* **RAW RECORDS**:
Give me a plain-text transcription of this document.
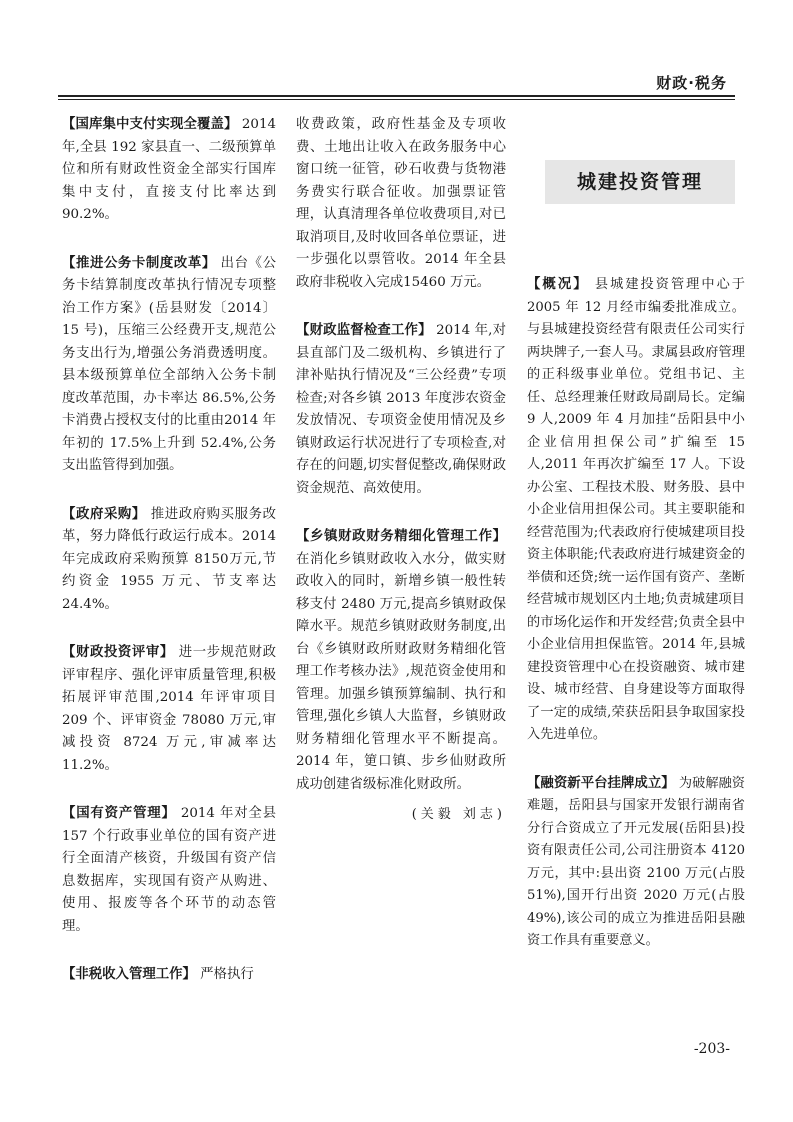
财政·税务

【国库集中支付实现全覆盖】 2014 年,全县 192 家县直一、二级预算单位和所有财政性资金全部实行国库集中支付，直接支付比率达到 90.2%。

【推进公务卡制度改革】 出台《公务卡结算制度改革执行情况专项整治工作方案》(岳县财发〔2014〕15 号)，压缩三公经费开支,规范公务支出行为,增强公务消费透明度。县本级预算单位全部纳入公务卡制度改革范围，办卡率达 86.5%,公务卡消费占授权支付的比重由2014 年年初的 17.5%上升到 52.4%,公务支出监管得到加强。

【政府采购】 推进政府购买服务改革，努力降低行政运行成本。2014 年完成政府采购预算 8150万元,节约资金 1955 万元、节支率达 24.4%。

【财政投资评审】 进一步规范财政评审程序、强化评审质量管理,积极拓展评审范围,2014 年评审项目 209 个、评审资金 78080 万元,审减投资 8724 万元,审减率达 11.2%。

【国有资产管理】 2014 年对全县 157 个行政事业单位的国有资产进行全面清产核资，升级国有资产信息数据库，实现国有资产从购进、使用、报废等各个环节的动态管理。

【非税收入管理工作】 严格执行

收费政策，政府性基金及专项收费、土地出让收入在政务服务中心窗口统一征管，砂石收费与货物港务费实行联合征收。加强票证管理，认真清理各单位收费项目,对已取消项目,及时收回各单位票证，进一步强化以票管收。2014 年全县政府非税收入完成15460 万元。

【财政监督检查工作】 2014 年,对县直部门及二级机构、乡镇进行了津补贴执行情况及“三公经费”专项检查;对各乡镇 2013 年度涉农资金发放情况、专项资金使用情况及乡镇财政运行状况进行了专项检查,对存在的问题,切实督促整改,确保财政资金规范、高效使用。

【乡镇财政财务精细化管理工作】在消化乡镇财政收入水分，做实财政收入的同时，新增乡镇一般性转移支付 2480 万元,提高乡镇财政保障水平。规范乡镇财政财务制度,出台《乡镇财政所财政财务精细化管理工作考核办法》,规范资金使用和管理。加强乡镇预算编制、执行和管理,强化乡镇人大监督，乡镇财政财务精细化管理水平不断提高。2014 年，筻口镇、步乡仙财政所成功创建省级标准化财政所。

(关毅 刘志)

城建投资管理

【概况】 县城建投资管理中心于2005 年 12 月经市编委批准成立。与县城建投资经营有限责任公司实行两块牌子,一套人马。隶属县政府管理的正科级事业单位。党组书记、主任、总经理兼任财政局副局长。定编 9 人,2009 年 4 月加挂“岳阳县中小企业信用担保公司”扩编至 15 人,2011 年再次扩编至 17 人。下设办公室、工程技术股、财务股、县中小企业信用担保公司。其主要职能和经营范围为;代表政府行使城建项目投资主体职能;代表政府进行城建资金的举债和还贷;统一运作国有资产、垄断经营城市规划区内土地;负责城建项目的市场化运作和开发经营;负责全县中小企业信用担保监管。2014 年,县城建投资管理中心在投资融资、城市建设、城市经营、自身建设等方面取得了一定的成绩,荣获岳阳县争取国家投入先进单位。

【融资新平台挂牌成立】 为破解融资难题，岳阳县与国家开发银行湖南省分行合资成立了开元发展(岳阳县)投资有限责任公司,公司注册资本 4120 万元，其中:县出资 2100 万元(占股 51%),国开行出资 2020 万元(占股 49%),该公司的成立为推进岳阳县融资工作具有重要意义。

-203-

* **DIRECTIONS FOR THIS TASK**:
Reproduce every entry exactly, but omit each picture.

* **COMPLETED TASK**:
Give me a plain-text transcription of this document.
财政·税务

【国库集中支付实现全覆盖】 2014 年,全县 192 家县直一、二级预算单位和所有财政性资金全部实行国库集中支付，直接支付比率达到 90.2%。

【推进公务卡制度改革】 出台《公务卡结算制度改革执行情况专项整治工作方案》(岳县财发〔2014〕15 号)，压缩三公经费开支,规范公务支出行为,增强公务消费透明度。县本级预算单位全部纳入公务卡制度改革范围，办卡率达 86.5%,公务卡消费占授权支付的比重由2014 年年初的 17.5%上升到 52.4%,公务支出监管得到加强。

【政府采购】 推进政府购买服务改革，努力降低行政运行成本。2014 年完成政府采购预算 8150万元,节约资金 1955 万元、节支率达 24.4%。

【财政投资评审】 进一步规范财政评审程序、强化评审质量管理,积极拓展评审范围,2014 年评审项目 209 个、评审资金 78080 万元,审减投资 8724 万元,审减率达 11.2%。

【国有资产管理】 2014 年对全县 157 个行政事业单位的国有资产进行全面清产核资，升级国有资产信息数据库，实现国有资产从购进、使用、报废等各个环节的动态管理。

【非税收入管理工作】 严格执行

收费政策，政府性基金及专项收费、土地出让收入在政务服务中心窗口统一征管，砂石收费与货物港务费实行联合征收。加强票证管理，认真清理各单位收费项目,对已取消项目,及时收回各单位票证，进一步强化以票管收。2014 年全县政府非税收入完成15460 万元。

【财政监督检查工作】 2014 年,对县直部门及二级机构、乡镇进行了津补贴执行情况及“三公经费”专项检查;对各乡镇 2013 年度涉农资金发放情况、专项资金使用情况及乡镇财政运行状况进行了专项检查,对存在的问题,切实督促整改,确保财政资金规范、高效使用。

【乡镇财政财务精细化管理工作】在消化乡镇财政收入水分，做实财政收入的同时，新增乡镇一般性转移支付 2480 万元,提高乡镇财政保障水平。规范乡镇财政财务制度,出台《乡镇财政所财政财务精细化管理工作考核办法》,规范资金使用和管理。加强乡镇预算编制、执行和管理,强化乡镇人大监督，乡镇财政财务精细化管理水平不断提高。2014 年，筻口镇、步乡仙财政所成功创建省级标准化财政所。

(关毅 刘志)

城建投资管理

【概况】 县城建投资管理中心于2005 年 12 月经市编委批准成立。与县城建投资经营有限责任公司实行两块牌子,一套人马。隶属县政府管理的正科级事业单位。党组书记、主任、总经理兼任财政局副局长。定编 9 人,2009 年 4 月加挂“岳阳县中小企业信用担保公司”扩编至 15 人,2011 年再次扩编至 17 人。下设办公室、工程技术股、财务股、县中小企业信用担保公司。其主要职能和经营范围为;代表政府行使城建项目投资主体职能;代表政府进行城建资金的举债和还贷;统一运作国有资产、垄断经营城市规划区内土地;负责城建项目的市场化运作和开发经营;负责全县中小企业信用担保监管。2014 年,县城建投资管理中心在投资融资、城市建设、城市经营、自身建设等方面取得了一定的成绩,荣获岳阳县争取国家投入先进单位。

【融资新平台挂牌成立】 为破解融资难题，岳阳县与国家开发银行湖南省分行合资成立了开元发展(岳阳县)投资有限责任公司,公司注册资本 4120 万元，其中:县出资 2100 万元(占股 51%),国开行出资 2020 万元(占股 49%),该公司的成立为推进岳阳县融资工作具有重要意义。

-203-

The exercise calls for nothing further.